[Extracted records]

↓↓↓

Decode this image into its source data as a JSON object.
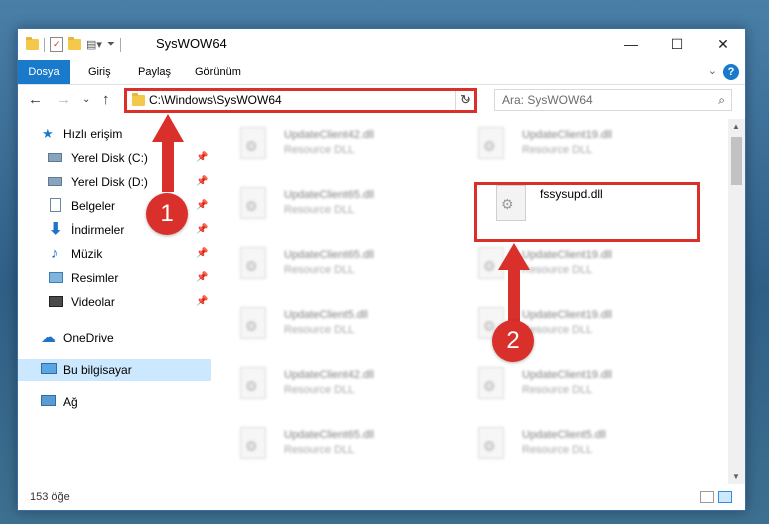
{
  "window": {
    "title": "SysWOW64",
    "controls": {
      "minimize": "—",
      "maximize": "☐",
      "close": "✕"
    }
  },
  "ribbon": {
    "tabs": [
      "Dosya",
      "Giriş",
      "Paylaş",
      "Görünüm"
    ],
    "help": "?",
    "collapse": "⌄"
  },
  "nav": {
    "back": "←",
    "forward": "→",
    "recent": "⌄",
    "up": "↑",
    "address": "C:\\Windows\\SysWOW64",
    "refresh": "↻",
    "search_placeholder": "Ara: SysWOW64",
    "search_icon": "⌕"
  },
  "sidebar": {
    "quick_access": "Hızlı erişim",
    "items": [
      {
        "label": "Yerel Disk (C:)",
        "icon": "drive-icon",
        "pinned": true
      },
      {
        "label": "Yerel Disk (D:)",
        "icon": "drive-icon",
        "pinned": true
      },
      {
        "label": "Belgeler",
        "icon": "documents-icon",
        "pinned": true
      },
      {
        "label": "İndirmeler",
        "icon": "downloads-icon",
        "pinned": true
      },
      {
        "label": "Müzik",
        "icon": "music-icon",
        "pinned": true
      },
      {
        "label": "Resimler",
        "icon": "pictures-icon",
        "pinned": true
      },
      {
        "label": "Videolar",
        "icon": "videos-icon",
        "pinned": true
      }
    ],
    "onedrive": "OneDrive",
    "this_pc": "Bu bilgisayar",
    "network": "Ağ",
    "pin_glyph": "📌"
  },
  "files": {
    "left": [
      {
        "name": "UpdateClient42.dll",
        "type": "Resource DLL"
      },
      {
        "name": "UpdateClient65.dll",
        "type": "Resource DLL"
      },
      {
        "name": "UpdateClient65.dll",
        "type": "Resource DLL"
      },
      {
        "name": "UpdateClient5.dll",
        "type": "Resource DLL"
      },
      {
        "name": "UpdateClient42.dll",
        "type": "Resource DLL"
      },
      {
        "name": "UpdateClient65.dll",
        "type": "Resource DLL"
      }
    ],
    "right": [
      {
        "name": "UpdateClient19.dll",
        "type": "Resource DLL"
      },
      {
        "name": "fssysupd.dll",
        "type": "",
        "highlight": true
      },
      {
        "name": "UpdateClient19.dll",
        "type": "Resource DLL"
      },
      {
        "name": "UpdateClient19.dll",
        "type": "Resource DLL"
      },
      {
        "name": "UpdateClient19.dll",
        "type": "Resource DLL"
      },
      {
        "name": "UpdateClient5.dll",
        "type": "Resource DLL"
      }
    ]
  },
  "status": {
    "count": "153 öğe"
  },
  "markers": [
    "1",
    "2"
  ],
  "colors": {
    "accent": "#1979ca",
    "annotation": "#d9302c",
    "selected": "#cce8ff"
  }
}
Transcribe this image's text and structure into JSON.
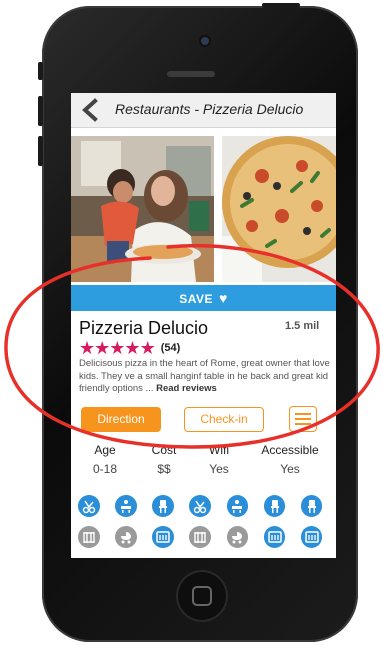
{
  "header": {
    "title": "Restaurants -  Pizzeria Delucio"
  },
  "save": {
    "label": "SAVE"
  },
  "restaurant": {
    "name": "Pizzeria Delucio",
    "distance": "1.5 mil",
    "rating": 5,
    "review_count": "(54)",
    "description": "Delicisous pizza in the heart of Rome, great owner that love kids. They ve a small hanginf table in he back and great kid friendly options ... ",
    "read_reviews": "Read reviews"
  },
  "actions": {
    "direction": "Direction",
    "checkin": "Check-in"
  },
  "stats": [
    {
      "label": "Age",
      "value": "0-18"
    },
    {
      "label": "Cost",
      "value": "$$"
    },
    {
      "label": "Wifi",
      "value": "Yes"
    },
    {
      "label": "Accessible",
      "value": "Yes"
    }
  ],
  "amenity_icons_row1": [
    "stroller-icon",
    "changing-table-icon",
    "high-chair-icon",
    "stroller-icon",
    "changing-table-icon",
    "high-chair-icon",
    "high-chair-icon"
  ],
  "amenity_icons_row2": [
    "crib-icon",
    "baby-carriage-icon",
    "kids-menu-icon",
    "crib-icon",
    "baby-carriage-icon",
    "kids-menu-icon",
    "kids-menu-icon"
  ],
  "colors": {
    "accent_orange": "#f7941d",
    "save_blue": "#2e9de0",
    "star_pink": "#d81b60",
    "icon_blue": "#2a8fd8",
    "annotation_red": "#e8302a"
  }
}
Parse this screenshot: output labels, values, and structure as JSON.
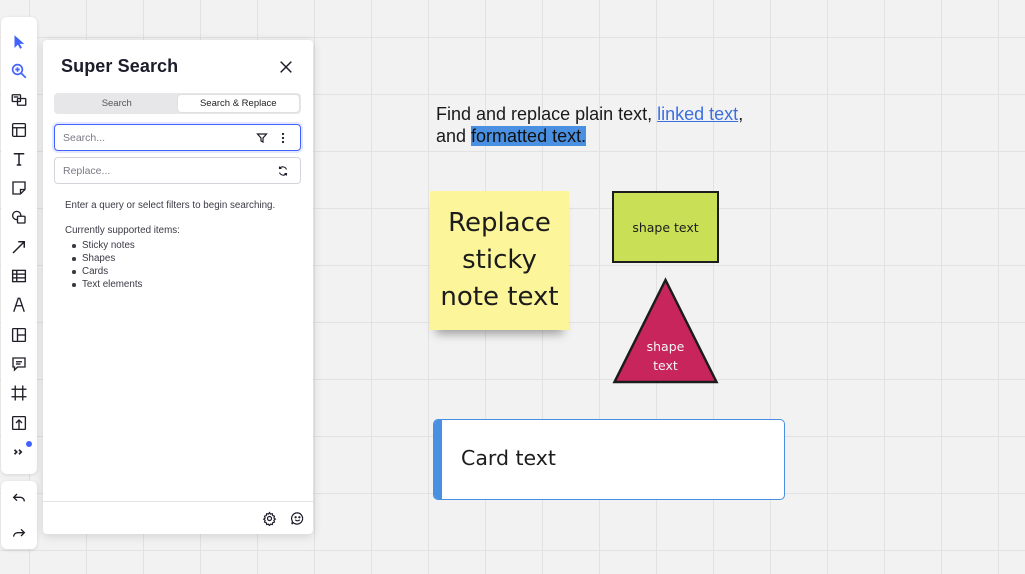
{
  "toolbar": {
    "tools": [
      {
        "name": "select-tool",
        "icon": "cursor-icon",
        "active": true
      },
      {
        "name": "super-search-tool",
        "icon": "magnifier-icon",
        "active": true
      },
      {
        "name": "templates-tool",
        "icon": "templates-icon"
      },
      {
        "name": "frames-layout-tool",
        "icon": "layout-icon"
      },
      {
        "name": "text-tool",
        "icon": "text-icon"
      },
      {
        "name": "sticky-note-tool",
        "icon": "sticky-note-icon"
      },
      {
        "name": "shapes-tool",
        "icon": "shapes-icon"
      },
      {
        "name": "connection-line-tool",
        "icon": "arrow-icon"
      },
      {
        "name": "table-tool",
        "icon": "table-icon"
      },
      {
        "name": "pen-tool",
        "icon": "pen-icon"
      },
      {
        "name": "kanban-tool",
        "icon": "kanban-icon"
      },
      {
        "name": "comment-tool",
        "icon": "comment-icon"
      },
      {
        "name": "frame-tool",
        "icon": "frame-icon"
      },
      {
        "name": "upload-tool",
        "icon": "upload-icon"
      },
      {
        "name": "more-apps-tool",
        "icon": "double-chevron-icon"
      }
    ],
    "accent": "#4262ff"
  },
  "panel": {
    "title": "Super Search",
    "tabs": [
      {
        "label": "Search",
        "selected": false
      },
      {
        "label": "Search & Replace",
        "selected": true
      }
    ],
    "search": {
      "value": "",
      "placeholder": "Search..."
    },
    "replace": {
      "value": "",
      "placeholder": "Replace..."
    },
    "hint": "Enter a query or select filters to begin searching.",
    "supported_title": "Currently supported items:",
    "supported_items": [
      "Sticky notes",
      "Shapes",
      "Cards",
      "Text elements"
    ]
  },
  "canvas": {
    "text": {
      "part1": "Find and replace plain text, ",
      "link": "linked text",
      "part2": ",",
      "part3": "and ",
      "highlight": "formatted text."
    },
    "sticky": {
      "text": "Replace sticky note text",
      "color": "#fdf59a"
    },
    "rect_shape": {
      "text": "shape text",
      "color": "#c9df56"
    },
    "triangle_shape": {
      "line1": "shape",
      "line2": "text",
      "color": "#c8255c"
    },
    "card": {
      "title": "Card text",
      "accent": "#4a90e2"
    }
  }
}
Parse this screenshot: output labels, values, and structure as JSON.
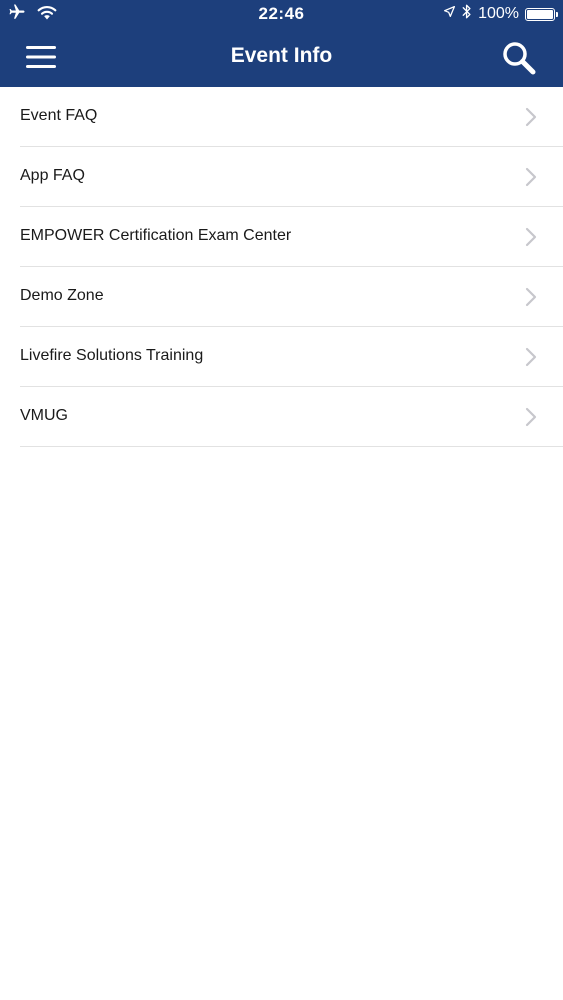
{
  "status_bar": {
    "time": "22:46",
    "battery_text": "100%",
    "battery_level": 1.0,
    "icons": [
      "airplane-icon",
      "wifi-icon",
      "location-arrow-icon",
      "bluetooth-icon",
      "battery-icon"
    ]
  },
  "nav": {
    "title": "Event Info",
    "menu_icon": "hamburger-menu-icon",
    "search_icon": "search-icon"
  },
  "list": {
    "items": [
      {
        "label": "Event FAQ"
      },
      {
        "label": "App FAQ"
      },
      {
        "label": "EMPOWER Certification Exam Center"
      },
      {
        "label": "Demo Zone"
      },
      {
        "label": "Livefire Solutions Training"
      },
      {
        "label": "VMUG"
      }
    ],
    "chevron_icon": "chevron-right-icon"
  },
  "colors": {
    "header_background": "#1d3f7c",
    "header_text": "#ffffff",
    "list_text": "#1a1a1a",
    "divider": "#e2e2e2",
    "chevron": "#c7c7cc"
  }
}
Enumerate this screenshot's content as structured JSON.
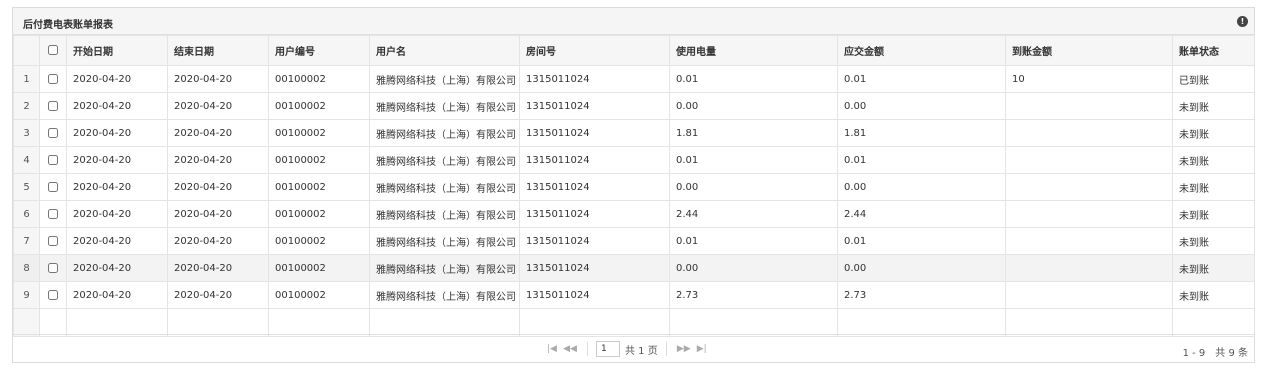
{
  "panel": {
    "title": "后付费电表账单报表",
    "info_icon": "info-icon"
  },
  "columns": [
    "开始日期",
    "结束日期",
    "用户编号",
    "用户名",
    "房间号",
    "使用电量",
    "应交金额",
    "到账金额",
    "账单状态"
  ],
  "rows": [
    {
      "n": "1",
      "start": "2020-04-20",
      "end": "2020-04-20",
      "uid": "00100002",
      "uname": "雅腾网络科技（上海）有限公司",
      "room": "1315011024",
      "usage": "0.01",
      "due": "0.01",
      "paid": "10",
      "status": "已到账"
    },
    {
      "n": "2",
      "start": "2020-04-20",
      "end": "2020-04-20",
      "uid": "00100002",
      "uname": "雅腾网络科技（上海）有限公司",
      "room": "1315011024",
      "usage": "0.00",
      "due": "0.00",
      "paid": "",
      "status": "未到账"
    },
    {
      "n": "3",
      "start": "2020-04-20",
      "end": "2020-04-20",
      "uid": "00100002",
      "uname": "雅腾网络科技（上海）有限公司",
      "room": "1315011024",
      "usage": "1.81",
      "due": "1.81",
      "paid": "",
      "status": "未到账"
    },
    {
      "n": "4",
      "start": "2020-04-20",
      "end": "2020-04-20",
      "uid": "00100002",
      "uname": "雅腾网络科技（上海）有限公司",
      "room": "1315011024",
      "usage": "0.01",
      "due": "0.01",
      "paid": "",
      "status": "未到账"
    },
    {
      "n": "5",
      "start": "2020-04-20",
      "end": "2020-04-20",
      "uid": "00100002",
      "uname": "雅腾网络科技（上海）有限公司",
      "room": "1315011024",
      "usage": "0.00",
      "due": "0.00",
      "paid": "",
      "status": "未到账"
    },
    {
      "n": "6",
      "start": "2020-04-20",
      "end": "2020-04-20",
      "uid": "00100002",
      "uname": "雅腾网络科技（上海）有限公司",
      "room": "1315011024",
      "usage": "2.44",
      "due": "2.44",
      "paid": "",
      "status": "未到账"
    },
    {
      "n": "7",
      "start": "2020-04-20",
      "end": "2020-04-20",
      "uid": "00100002",
      "uname": "雅腾网络科技（上海）有限公司",
      "room": "1315011024",
      "usage": "0.01",
      "due": "0.01",
      "paid": "",
      "status": "未到账"
    },
    {
      "n": "8",
      "start": "2020-04-20",
      "end": "2020-04-20",
      "uid": "00100002",
      "uname": "雅腾网络科技（上海）有限公司",
      "room": "1315011024",
      "usage": "0.00",
      "due": "0.00",
      "paid": "",
      "status": "未到账"
    },
    {
      "n": "9",
      "start": "2020-04-20",
      "end": "2020-04-20",
      "uid": "00100002",
      "uname": "雅腾网络科技（上海）有限公司",
      "room": "1315011024",
      "usage": "2.73",
      "due": "2.73",
      "paid": "",
      "status": "未到账"
    }
  ],
  "pager": {
    "first_icon": "first-page-icon",
    "prev_icon": "prev-page-icon",
    "next_icon": "next-page-icon",
    "last_icon": "last-page-icon",
    "page_value": "1",
    "total_pages": "共 1 页",
    "summary": "1 - 9　共 9 条"
  }
}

↑↑↑

Say how many lines in the records hold the string "Yerel", and say nothing else.

2